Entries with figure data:
━━━━━━━━━━
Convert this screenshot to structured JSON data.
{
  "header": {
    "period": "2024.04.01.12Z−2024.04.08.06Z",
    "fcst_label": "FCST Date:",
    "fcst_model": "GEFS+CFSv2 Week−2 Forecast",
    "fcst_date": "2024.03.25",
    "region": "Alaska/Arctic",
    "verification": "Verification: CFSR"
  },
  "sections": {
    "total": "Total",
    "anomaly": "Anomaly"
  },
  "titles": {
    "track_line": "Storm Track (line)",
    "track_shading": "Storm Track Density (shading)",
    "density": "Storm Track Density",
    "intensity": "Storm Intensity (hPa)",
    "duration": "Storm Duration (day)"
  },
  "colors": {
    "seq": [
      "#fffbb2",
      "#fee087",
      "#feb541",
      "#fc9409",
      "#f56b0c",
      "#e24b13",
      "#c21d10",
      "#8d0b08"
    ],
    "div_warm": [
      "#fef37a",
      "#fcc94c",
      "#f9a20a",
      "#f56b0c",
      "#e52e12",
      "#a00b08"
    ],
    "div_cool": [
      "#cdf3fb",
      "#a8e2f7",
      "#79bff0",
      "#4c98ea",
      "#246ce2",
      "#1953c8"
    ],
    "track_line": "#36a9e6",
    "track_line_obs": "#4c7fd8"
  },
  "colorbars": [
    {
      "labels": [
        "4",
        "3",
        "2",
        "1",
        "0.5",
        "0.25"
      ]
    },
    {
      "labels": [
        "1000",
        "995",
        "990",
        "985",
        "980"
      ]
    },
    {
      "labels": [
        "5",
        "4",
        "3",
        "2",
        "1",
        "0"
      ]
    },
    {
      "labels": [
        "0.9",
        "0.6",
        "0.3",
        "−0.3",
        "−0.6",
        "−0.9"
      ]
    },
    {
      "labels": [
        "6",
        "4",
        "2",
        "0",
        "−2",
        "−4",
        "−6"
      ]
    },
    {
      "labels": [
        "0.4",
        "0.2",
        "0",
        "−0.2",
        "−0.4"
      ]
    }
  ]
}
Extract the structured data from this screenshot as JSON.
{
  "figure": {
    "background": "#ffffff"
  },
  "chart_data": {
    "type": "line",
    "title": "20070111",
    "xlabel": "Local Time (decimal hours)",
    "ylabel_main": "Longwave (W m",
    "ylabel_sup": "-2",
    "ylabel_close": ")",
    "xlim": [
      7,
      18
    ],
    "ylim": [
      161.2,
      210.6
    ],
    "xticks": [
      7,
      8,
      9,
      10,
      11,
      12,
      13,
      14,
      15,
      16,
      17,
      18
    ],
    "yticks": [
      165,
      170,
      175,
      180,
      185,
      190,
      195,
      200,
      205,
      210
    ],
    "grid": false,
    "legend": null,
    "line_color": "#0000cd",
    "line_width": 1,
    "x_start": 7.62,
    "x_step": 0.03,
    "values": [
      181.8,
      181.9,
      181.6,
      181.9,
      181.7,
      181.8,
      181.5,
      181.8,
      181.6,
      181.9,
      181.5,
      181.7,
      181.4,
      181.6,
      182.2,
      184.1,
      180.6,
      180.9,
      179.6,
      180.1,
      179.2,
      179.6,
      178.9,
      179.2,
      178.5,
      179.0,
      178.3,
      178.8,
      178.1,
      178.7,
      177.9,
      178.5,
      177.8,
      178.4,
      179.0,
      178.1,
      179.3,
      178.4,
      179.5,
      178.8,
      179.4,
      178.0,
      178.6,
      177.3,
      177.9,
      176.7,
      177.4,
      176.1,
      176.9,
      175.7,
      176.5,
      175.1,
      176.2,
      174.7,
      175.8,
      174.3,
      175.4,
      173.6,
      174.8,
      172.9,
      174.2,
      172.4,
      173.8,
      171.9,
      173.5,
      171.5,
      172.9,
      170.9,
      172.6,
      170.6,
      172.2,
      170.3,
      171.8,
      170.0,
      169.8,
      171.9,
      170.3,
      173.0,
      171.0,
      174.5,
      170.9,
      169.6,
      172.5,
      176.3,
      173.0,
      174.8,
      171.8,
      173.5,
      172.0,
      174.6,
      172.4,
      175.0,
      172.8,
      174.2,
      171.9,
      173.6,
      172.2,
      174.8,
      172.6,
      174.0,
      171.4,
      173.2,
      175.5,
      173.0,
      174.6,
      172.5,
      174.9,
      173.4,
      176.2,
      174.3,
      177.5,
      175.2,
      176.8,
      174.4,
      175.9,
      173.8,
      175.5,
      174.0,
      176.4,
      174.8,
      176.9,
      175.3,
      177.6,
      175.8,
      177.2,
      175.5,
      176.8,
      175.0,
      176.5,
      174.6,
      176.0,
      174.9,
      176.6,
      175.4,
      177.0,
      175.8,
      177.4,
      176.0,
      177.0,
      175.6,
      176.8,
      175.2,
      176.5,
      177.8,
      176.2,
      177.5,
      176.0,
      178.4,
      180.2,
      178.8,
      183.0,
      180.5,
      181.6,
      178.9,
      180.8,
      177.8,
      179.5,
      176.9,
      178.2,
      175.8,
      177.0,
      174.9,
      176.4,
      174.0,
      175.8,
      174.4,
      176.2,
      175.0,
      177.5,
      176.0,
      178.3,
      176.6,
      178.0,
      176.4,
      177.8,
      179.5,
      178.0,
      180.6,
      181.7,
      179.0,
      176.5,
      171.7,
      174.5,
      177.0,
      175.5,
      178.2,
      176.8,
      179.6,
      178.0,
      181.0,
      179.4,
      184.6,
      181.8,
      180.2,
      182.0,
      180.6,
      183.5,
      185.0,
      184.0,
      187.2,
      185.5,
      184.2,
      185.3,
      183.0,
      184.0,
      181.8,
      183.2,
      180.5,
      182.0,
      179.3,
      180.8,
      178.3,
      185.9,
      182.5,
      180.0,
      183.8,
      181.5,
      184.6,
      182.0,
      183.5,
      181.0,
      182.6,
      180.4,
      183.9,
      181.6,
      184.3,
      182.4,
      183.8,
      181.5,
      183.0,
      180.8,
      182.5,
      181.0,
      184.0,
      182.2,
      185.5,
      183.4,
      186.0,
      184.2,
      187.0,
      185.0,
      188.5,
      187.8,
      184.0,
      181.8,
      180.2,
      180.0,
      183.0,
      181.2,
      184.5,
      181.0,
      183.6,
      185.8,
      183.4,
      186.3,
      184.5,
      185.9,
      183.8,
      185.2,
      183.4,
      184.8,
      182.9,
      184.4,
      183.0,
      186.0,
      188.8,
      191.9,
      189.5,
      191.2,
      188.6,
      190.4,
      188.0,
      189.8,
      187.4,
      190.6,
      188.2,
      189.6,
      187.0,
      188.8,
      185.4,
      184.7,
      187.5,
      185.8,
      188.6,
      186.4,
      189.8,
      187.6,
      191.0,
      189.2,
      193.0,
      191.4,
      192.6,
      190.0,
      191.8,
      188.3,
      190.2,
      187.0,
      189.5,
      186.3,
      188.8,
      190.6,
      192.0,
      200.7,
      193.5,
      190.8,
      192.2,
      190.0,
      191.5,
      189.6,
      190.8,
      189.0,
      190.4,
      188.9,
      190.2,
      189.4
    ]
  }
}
━━━━━━━━━━
§ Your goal
Transcribe the data above in full, exactly.

§ Written answer
Convert this screenshot to structured JSON data.
{
  "header": {
    "period": "2024.04.01.12Z−2024.04.08.06Z",
    "fcst_label": "FCST Date:",
    "fcst_model": "GEFS+CFSv2 Week−2 Forecast",
    "fcst_date": "2024.03.25",
    "region": "Alaska/Arctic",
    "verification": "Verification: CFSR"
  },
  "sections": {
    "total": "Total",
    "anomaly": "Anomaly"
  },
  "titles": {
    "track_line": "Storm Track (line)",
    "track_shading": "Storm Track Density (shading)",
    "density": "Storm Track Density",
    "intensity": "Storm Intensity (hPa)",
    "duration": "Storm Duration (day)"
  },
  "colors": {
    "seq": [
      "#fffbb2",
      "#fee087",
      "#feb541",
      "#fc9409",
      "#f56b0c",
      "#e24b13",
      "#c21d10",
      "#8d0b08"
    ],
    "div_warm": [
      "#fef37a",
      "#fcc94c",
      "#f9a20a",
      "#f56b0c",
      "#e52e12",
      "#a00b08"
    ],
    "div_cool": [
      "#cdf3fb",
      "#a8e2f7",
      "#79bff0",
      "#4c98ea",
      "#246ce2",
      "#1953c8"
    ],
    "track_line": "#36a9e6",
    "track_line_obs": "#4c7fd8"
  },
  "colorbars": [
    {
      "labels": [
        "4",
        "3",
        "2",
        "1",
        "0.5",
        "0.25"
      ]
    },
    {
      "labels": [
        "1000",
        "995",
        "990",
        "985",
        "980"
      ]
    },
    {
      "labels": [
        "5",
        "4",
        "3",
        "2",
        "1",
        "0"
      ]
    },
    {
      "labels": [
        "0.9",
        "0.6",
        "0.3",
        "−0.3",
        "−0.6",
        "−0.9"
      ]
    },
    {
      "labels": [
        "6",
        "4",
        "2",
        "0",
        "−2",
        "−4",
        "−6"
      ]
    },
    {
      "labels": [
        "0.4",
        "0.2",
        "0",
        "−0.2",
        "−0.4"
      ]
    }
  ]
}
Extract the structured data from this screenshot as JSON.
{
  "figure": {
    "background": "#ffffff"
  },
  "chart_data": {
    "type": "line",
    "title": "20070111",
    "xlabel": "Local Time (decimal hours)",
    "ylabel_main": "Longwave (W m",
    "ylabel_sup": "-2",
    "ylabel_close": ")",
    "xlim": [
      7,
      18
    ],
    "ylim": [
      161.2,
      210.6
    ],
    "xticks": [
      7,
      8,
      9,
      10,
      11,
      12,
      13,
      14,
      15,
      16,
      17,
      18
    ],
    "yticks": [
      165,
      170,
      175,
      180,
      185,
      190,
      195,
      200,
      205,
      210
    ],
    "grid": false,
    "legend": null,
    "line_color": "#0000cd",
    "line_width": 1,
    "x_start": 7.62,
    "x_step": 0.03,
    "values": [
      181.8,
      181.9,
      181.6,
      181.9,
      181.7,
      181.8,
      181.5,
      181.8,
      181.6,
      181.9,
      181.5,
      181.7,
      181.4,
      181.6,
      182.2,
      184.1,
      180.6,
      180.9,
      179.6,
      180.1,
      179.2,
      179.6,
      178.9,
      179.2,
      178.5,
      179.0,
      178.3,
      178.8,
      178.1,
      178.7,
      177.9,
      178.5,
      177.8,
      178.4,
      179.0,
      178.1,
      179.3,
      178.4,
      179.5,
      178.8,
      179.4,
      178.0,
      178.6,
      177.3,
      177.9,
      176.7,
      177.4,
      176.1,
      176.9,
      175.7,
      176.5,
      175.1,
      176.2,
      174.7,
      175.8,
      174.3,
      175.4,
      173.6,
      174.8,
      172.9,
      174.2,
      172.4,
      173.8,
      171.9,
      173.5,
      171.5,
      172.9,
      170.9,
      172.6,
      170.6,
      172.2,
      170.3,
      171.8,
      170.0,
      169.8,
      171.9,
      170.3,
      173.0,
      171.0,
      174.5,
      170.9,
      169.6,
      172.5,
      176.3,
      173.0,
      174.8,
      171.8,
      173.5,
      172.0,
      174.6,
      172.4,
      175.0,
      172.8,
      174.2,
      171.9,
      173.6,
      172.2,
      174.8,
      172.6,
      174.0,
      171.4,
      173.2,
      175.5,
      173.0,
      174.6,
      172.5,
      174.9,
      173.4,
      176.2,
      174.3,
      177.5,
      175.2,
      176.8,
      174.4,
      175.9,
      173.8,
      175.5,
      174.0,
      176.4,
      174.8,
      176.9,
      175.3,
      177.6,
      175.8,
      177.2,
      175.5,
      176.8,
      175.0,
      176.5,
      174.6,
      176.0,
      174.9,
      176.6,
      175.4,
      177.0,
      175.8,
      177.4,
      176.0,
      177.0,
      175.6,
      176.8,
      175.2,
      176.5,
      177.8,
      176.2,
      177.5,
      176.0,
      178.4,
      180.2,
      178.8,
      183.0,
      180.5,
      181.6,
      178.9,
      180.8,
      177.8,
      179.5,
      176.9,
      178.2,
      175.8,
      177.0,
      174.9,
      176.4,
      174.0,
      175.8,
      174.4,
      176.2,
      175.0,
      177.5,
      176.0,
      178.3,
      176.6,
      178.0,
      176.4,
      177.8,
      179.5,
      178.0,
      180.6,
      181.7,
      179.0,
      176.5,
      171.7,
      174.5,
      177.0,
      175.5,
      178.2,
      176.8,
      179.6,
      178.0,
      181.0,
      179.4,
      184.6,
      181.8,
      180.2,
      182.0,
      180.6,
      183.5,
      185.0,
      184.0,
      187.2,
      185.5,
      184.2,
      185.3,
      183.0,
      184.0,
      181.8,
      183.2,
      180.5,
      182.0,
      179.3,
      180.8,
      178.3,
      185.9,
      182.5,
      180.0,
      183.8,
      181.5,
      184.6,
      182.0,
      183.5,
      181.0,
      182.6,
      180.4,
      183.9,
      181.6,
      184.3,
      182.4,
      183.8,
      181.5,
      183.0,
      180.8,
      182.5,
      181.0,
      184.0,
      182.2,
      185.5,
      183.4,
      186.0,
      184.2,
      187.0,
      185.0,
      188.5,
      187.8,
      184.0,
      181.8,
      180.2,
      180.0,
      183.0,
      181.2,
      184.5,
      181.0,
      183.6,
      185.8,
      183.4,
      186.3,
      184.5,
      185.9,
      183.8,
      185.2,
      183.4,
      184.8,
      182.9,
      184.4,
      183.0,
      186.0,
      188.8,
      191.9,
      189.5,
      191.2,
      188.6,
      190.4,
      188.0,
      189.8,
      187.4,
      190.6,
      188.2,
      189.6,
      187.0,
      188.8,
      185.4,
      184.7,
      187.5,
      185.8,
      188.6,
      186.4,
      189.8,
      187.6,
      191.0,
      189.2,
      193.0,
      191.4,
      192.6,
      190.0,
      191.8,
      188.3,
      190.2,
      187.0,
      189.5,
      186.3,
      188.8,
      190.6,
      192.0,
      200.7,
      193.5,
      190.8,
      192.2,
      190.0,
      191.5,
      189.6,
      190.8,
      189.0,
      190.4,
      188.9,
      190.2,
      189.4
    ]
  }
}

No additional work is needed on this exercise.